Quote the whole listing exactly. Leave the pictures out of your copy.

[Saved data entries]
§
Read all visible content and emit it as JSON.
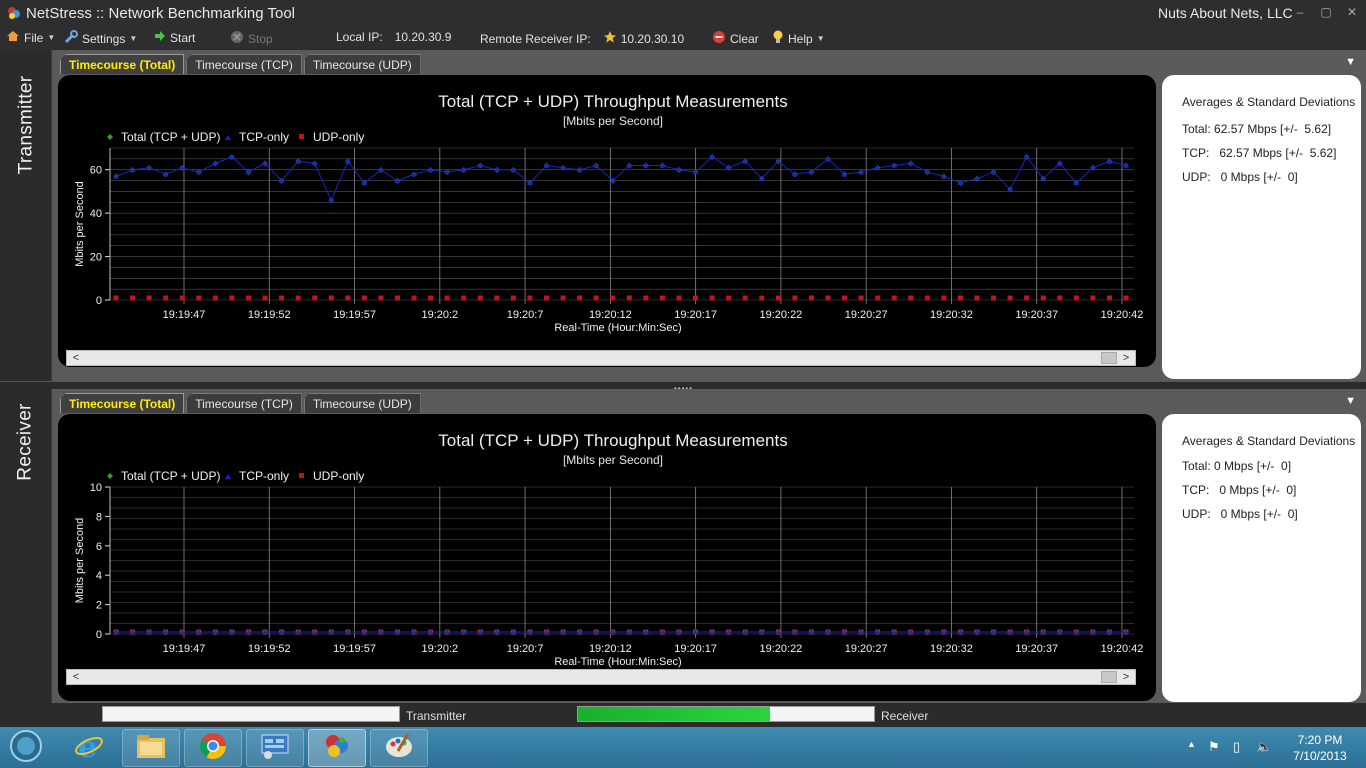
{
  "window": {
    "title": "NetStress :: Network Benchmarking Tool",
    "company": "Nuts About Nets, LLC"
  },
  "menu": {
    "file": "File",
    "settings": "Settings",
    "start": "Start",
    "stop": "Stop",
    "local_ip_label": "Local IP:",
    "local_ip": "10.20.30.9",
    "remote_ip_label": "Remote Receiver IP:",
    "remote_ip": "10.20.30.10",
    "clear": "Clear",
    "help": "Help"
  },
  "tabs": [
    "Timecourse (Total)",
    "Timecourse (TCP)",
    "Timecourse (UDP)"
  ],
  "transmitter": {
    "side_label": "Transmitter",
    "stats": {
      "heading": "Averages & Standard Deviations",
      "total": "Total: 62.57 Mbps [+/-  5.62]",
      "tcp": "TCP:   62.57 Mbps [+/-  5.62]",
      "udp": "UDP:   0 Mbps [+/-  0]"
    }
  },
  "receiver": {
    "side_label": "Receiver",
    "stats": {
      "heading": "Averages & Standard Deviations",
      "total": "Total: 0 Mbps [+/-  0]",
      "tcp": "TCP:   0 Mbps [+/-  0]",
      "udp": "UDP:   0 Mbps [+/-  0]"
    }
  },
  "chart_data": [
    {
      "type": "line",
      "title": "Total (TCP + UDP) Throughput Measurements",
      "subtitle": "[Mbits per Second]",
      "xlabel": "Real-Time (Hour:Min:Sec)",
      "ylabel": "Mbits per Second",
      "ylim": [
        0,
        70
      ],
      "yticks": [
        0,
        20,
        40,
        60
      ],
      "xtick_labels": [
        "19:19:47",
        "19:19:52",
        "19:19:57",
        "19:20:2",
        "19:20:7",
        "19:20:12",
        "19:20:17",
        "19:20:22",
        "19:20:27",
        "19:20:32",
        "19:20:37",
        "19:20:42"
      ],
      "grid": true,
      "legend_position": "top-left",
      "series": [
        {
          "name": "Total (TCP + UDP)",
          "color": "#2fa02f",
          "values": [
            56,
            59,
            60,
            57,
            60,
            58,
            62,
            65,
            58,
            62,
            54,
            63,
            62,
            45,
            63,
            53,
            59,
            54,
            57,
            59,
            58,
            59,
            61,
            59,
            59,
            53,
            61,
            60,
            59,
            61,
            54,
            61,
            61,
            61,
            59,
            58,
            65,
            60,
            63,
            55,
            63,
            57,
            58,
            64,
            57,
            58,
            60,
            61,
            62,
            58,
            56,
            53,
            55,
            58,
            50,
            65,
            55,
            62,
            53,
            60,
            63,
            61
          ]
        },
        {
          "name": "TCP-only",
          "color": "#1b22c8",
          "values": [
            56,
            59,
            60,
            57,
            60,
            58,
            62,
            65,
            58,
            62,
            54,
            63,
            62,
            45,
            63,
            53,
            59,
            54,
            57,
            59,
            58,
            59,
            61,
            59,
            59,
            53,
            61,
            60,
            59,
            61,
            54,
            61,
            61,
            61,
            59,
            58,
            65,
            60,
            63,
            55,
            63,
            57,
            58,
            64,
            57,
            58,
            60,
            61,
            62,
            58,
            56,
            53,
            55,
            58,
            50,
            65,
            55,
            62,
            53,
            60,
            63,
            61
          ]
        },
        {
          "name": "UDP-only",
          "color": "#c41414",
          "values": [
            0,
            0,
            0,
            0,
            0,
            0,
            0,
            0,
            0,
            0,
            0,
            0,
            0,
            0,
            0,
            0,
            0,
            0,
            0,
            0,
            0,
            0,
            0,
            0,
            0,
            0,
            0,
            0,
            0,
            0,
            0,
            0,
            0,
            0,
            0,
            0,
            0,
            0,
            0,
            0,
            0,
            0,
            0,
            0,
            0,
            0,
            0,
            0,
            0,
            0,
            0,
            0,
            0,
            0,
            0,
            0,
            0,
            0,
            0,
            0,
            0,
            0
          ]
        }
      ]
    },
    {
      "type": "line",
      "title": "Total (TCP + UDP) Throughput Measurements",
      "subtitle": "[Mbits per Second]",
      "xlabel": "Real-Time (Hour:Min:Sec)",
      "ylabel": "Mbits per Second",
      "ylim": [
        0,
        10
      ],
      "yticks": [
        0,
        2,
        4,
        6,
        8,
        10
      ],
      "xtick_labels": [
        "19:19:47",
        "19:19:52",
        "19:19:57",
        "19:20:2",
        "19:20:7",
        "19:20:12",
        "19:20:17",
        "19:20:22",
        "19:20:27",
        "19:20:32",
        "19:20:37",
        "19:20:42"
      ],
      "grid": true,
      "legend_position": "top-left",
      "series": [
        {
          "name": "Total (TCP + UDP)",
          "color": "#2fa02f",
          "values": [
            0,
            0,
            0,
            0,
            0,
            0,
            0,
            0,
            0,
            0,
            0,
            0,
            0,
            0,
            0,
            0,
            0,
            0,
            0,
            0,
            0,
            0,
            0,
            0,
            0,
            0,
            0,
            0,
            0,
            0,
            0,
            0,
            0,
            0,
            0,
            0,
            0,
            0,
            0,
            0,
            0,
            0,
            0,
            0,
            0,
            0,
            0,
            0,
            0,
            0,
            0,
            0,
            0,
            0,
            0,
            0,
            0,
            0,
            0,
            0,
            0,
            0
          ]
        },
        {
          "name": "TCP-only",
          "color": "#1b22c8",
          "values": [
            0,
            0,
            0,
            0,
            0,
            0,
            0,
            0,
            0,
            0,
            0,
            0,
            0,
            0,
            0,
            0,
            0,
            0,
            0,
            0,
            0,
            0,
            0,
            0,
            0,
            0,
            0,
            0,
            0,
            0,
            0,
            0,
            0,
            0,
            0,
            0,
            0,
            0,
            0,
            0,
            0,
            0,
            0,
            0,
            0,
            0,
            0,
            0,
            0,
            0,
            0,
            0,
            0,
            0,
            0,
            0,
            0,
            0,
            0,
            0,
            0,
            0
          ]
        },
        {
          "name": "UDP-only",
          "color": "#c41414",
          "values": [
            0,
            0,
            0,
            0,
            0,
            0,
            0,
            0,
            0,
            0,
            0,
            0,
            0,
            0,
            0,
            0,
            0,
            0,
            0,
            0,
            0,
            0,
            0,
            0,
            0,
            0,
            0,
            0,
            0,
            0,
            0,
            0,
            0,
            0,
            0,
            0,
            0,
            0,
            0,
            0,
            0,
            0,
            0,
            0,
            0,
            0,
            0,
            0,
            0,
            0,
            0,
            0,
            0,
            0,
            0,
            0,
            0,
            0,
            0,
            0,
            0,
            0
          ]
        }
      ]
    }
  ],
  "status": {
    "transmitter_label": "Transmitter",
    "transmitter_progress": 0,
    "receiver_label": "Receiver",
    "receiver_progress": 0.65
  },
  "taskbar": {
    "time": "7:20 PM",
    "date": "7/10/2013"
  }
}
§
**OUTPUT OF THE TASK**
Read all visible content and emit it as JSON.
{
  "window": {
    "title": "NetStress :: Network Benchmarking Tool",
    "company": "Nuts About Nets, LLC"
  },
  "menu": {
    "file": "File",
    "settings": "Settings",
    "start": "Start",
    "stop": "Stop",
    "local_ip_label": "Local IP:",
    "local_ip": "10.20.30.9",
    "remote_ip_label": "Remote Receiver IP:",
    "remote_ip": "10.20.30.10",
    "clear": "Clear",
    "help": "Help"
  },
  "tabs": [
    "Timecourse (Total)",
    "Timecourse (TCP)",
    "Timecourse (UDP)"
  ],
  "transmitter": {
    "side_label": "Transmitter",
    "stats": {
      "heading": "Averages & Standard Deviations",
      "total": "Total: 62.57 Mbps [+/-  5.62]",
      "tcp": "TCP:   62.57 Mbps [+/-  5.62]",
      "udp": "UDP:   0 Mbps [+/-  0]"
    }
  },
  "receiver": {
    "side_label": "Receiver",
    "stats": {
      "heading": "Averages & Standard Deviations",
      "total": "Total: 0 Mbps [+/-  0]",
      "tcp": "TCP:   0 Mbps [+/-  0]",
      "udp": "UDP:   0 Mbps [+/-  0]"
    }
  },
  "chart_data": [
    {
      "type": "line",
      "title": "Total (TCP + UDP) Throughput Measurements",
      "subtitle": "[Mbits per Second]",
      "xlabel": "Real-Time (Hour:Min:Sec)",
      "ylabel": "Mbits per Second",
      "ylim": [
        0,
        70
      ],
      "yticks": [
        0,
        20,
        40,
        60
      ],
      "xtick_labels": [
        "19:19:47",
        "19:19:52",
        "19:19:57",
        "19:20:2",
        "19:20:7",
        "19:20:12",
        "19:20:17",
        "19:20:22",
        "19:20:27",
        "19:20:32",
        "19:20:37",
        "19:20:42"
      ],
      "grid": true,
      "legend_position": "top-left",
      "series": [
        {
          "name": "Total (TCP + UDP)",
          "color": "#2fa02f",
          "values": [
            56,
            59,
            60,
            57,
            60,
            58,
            62,
            65,
            58,
            62,
            54,
            63,
            62,
            45,
            63,
            53,
            59,
            54,
            57,
            59,
            58,
            59,
            61,
            59,
            59,
            53,
            61,
            60,
            59,
            61,
            54,
            61,
            61,
            61,
            59,
            58,
            65,
            60,
            63,
            55,
            63,
            57,
            58,
            64,
            57,
            58,
            60,
            61,
            62,
            58,
            56,
            53,
            55,
            58,
            50,
            65,
            55,
            62,
            53,
            60,
            63,
            61
          ]
        },
        {
          "name": "TCP-only",
          "color": "#1b22c8",
          "values": [
            56,
            59,
            60,
            57,
            60,
            58,
            62,
            65,
            58,
            62,
            54,
            63,
            62,
            45,
            63,
            53,
            59,
            54,
            57,
            59,
            58,
            59,
            61,
            59,
            59,
            53,
            61,
            60,
            59,
            61,
            54,
            61,
            61,
            61,
            59,
            58,
            65,
            60,
            63,
            55,
            63,
            57,
            58,
            64,
            57,
            58,
            60,
            61,
            62,
            58,
            56,
            53,
            55,
            58,
            50,
            65,
            55,
            62,
            53,
            60,
            63,
            61
          ]
        },
        {
          "name": "UDP-only",
          "color": "#c41414",
          "values": [
            0,
            0,
            0,
            0,
            0,
            0,
            0,
            0,
            0,
            0,
            0,
            0,
            0,
            0,
            0,
            0,
            0,
            0,
            0,
            0,
            0,
            0,
            0,
            0,
            0,
            0,
            0,
            0,
            0,
            0,
            0,
            0,
            0,
            0,
            0,
            0,
            0,
            0,
            0,
            0,
            0,
            0,
            0,
            0,
            0,
            0,
            0,
            0,
            0,
            0,
            0,
            0,
            0,
            0,
            0,
            0,
            0,
            0,
            0,
            0,
            0,
            0
          ]
        }
      ]
    },
    {
      "type": "line",
      "title": "Total (TCP + UDP) Throughput Measurements",
      "subtitle": "[Mbits per Second]",
      "xlabel": "Real-Time (Hour:Min:Sec)",
      "ylabel": "Mbits per Second",
      "ylim": [
        0,
        10
      ],
      "yticks": [
        0,
        2,
        4,
        6,
        8,
        10
      ],
      "xtick_labels": [
        "19:19:47",
        "19:19:52",
        "19:19:57",
        "19:20:2",
        "19:20:7",
        "19:20:12",
        "19:20:17",
        "19:20:22",
        "19:20:27",
        "19:20:32",
        "19:20:37",
        "19:20:42"
      ],
      "grid": true,
      "legend_position": "top-left",
      "series": [
        {
          "name": "Total (TCP + UDP)",
          "color": "#2fa02f",
          "values": [
            0,
            0,
            0,
            0,
            0,
            0,
            0,
            0,
            0,
            0,
            0,
            0,
            0,
            0,
            0,
            0,
            0,
            0,
            0,
            0,
            0,
            0,
            0,
            0,
            0,
            0,
            0,
            0,
            0,
            0,
            0,
            0,
            0,
            0,
            0,
            0,
            0,
            0,
            0,
            0,
            0,
            0,
            0,
            0,
            0,
            0,
            0,
            0,
            0,
            0,
            0,
            0,
            0,
            0,
            0,
            0,
            0,
            0,
            0,
            0,
            0,
            0
          ]
        },
        {
          "name": "TCP-only",
          "color": "#1b22c8",
          "values": [
            0,
            0,
            0,
            0,
            0,
            0,
            0,
            0,
            0,
            0,
            0,
            0,
            0,
            0,
            0,
            0,
            0,
            0,
            0,
            0,
            0,
            0,
            0,
            0,
            0,
            0,
            0,
            0,
            0,
            0,
            0,
            0,
            0,
            0,
            0,
            0,
            0,
            0,
            0,
            0,
            0,
            0,
            0,
            0,
            0,
            0,
            0,
            0,
            0,
            0,
            0,
            0,
            0,
            0,
            0,
            0,
            0,
            0,
            0,
            0,
            0,
            0
          ]
        },
        {
          "name": "UDP-only",
          "color": "#c41414",
          "values": [
            0,
            0,
            0,
            0,
            0,
            0,
            0,
            0,
            0,
            0,
            0,
            0,
            0,
            0,
            0,
            0,
            0,
            0,
            0,
            0,
            0,
            0,
            0,
            0,
            0,
            0,
            0,
            0,
            0,
            0,
            0,
            0,
            0,
            0,
            0,
            0,
            0,
            0,
            0,
            0,
            0,
            0,
            0,
            0,
            0,
            0,
            0,
            0,
            0,
            0,
            0,
            0,
            0,
            0,
            0,
            0,
            0,
            0,
            0,
            0,
            0,
            0
          ]
        }
      ]
    }
  ],
  "status": {
    "transmitter_label": "Transmitter",
    "transmitter_progress": 0,
    "receiver_label": "Receiver",
    "receiver_progress": 0.65
  },
  "taskbar": {
    "time": "7:20 PM",
    "date": "7/10/2013"
  }
}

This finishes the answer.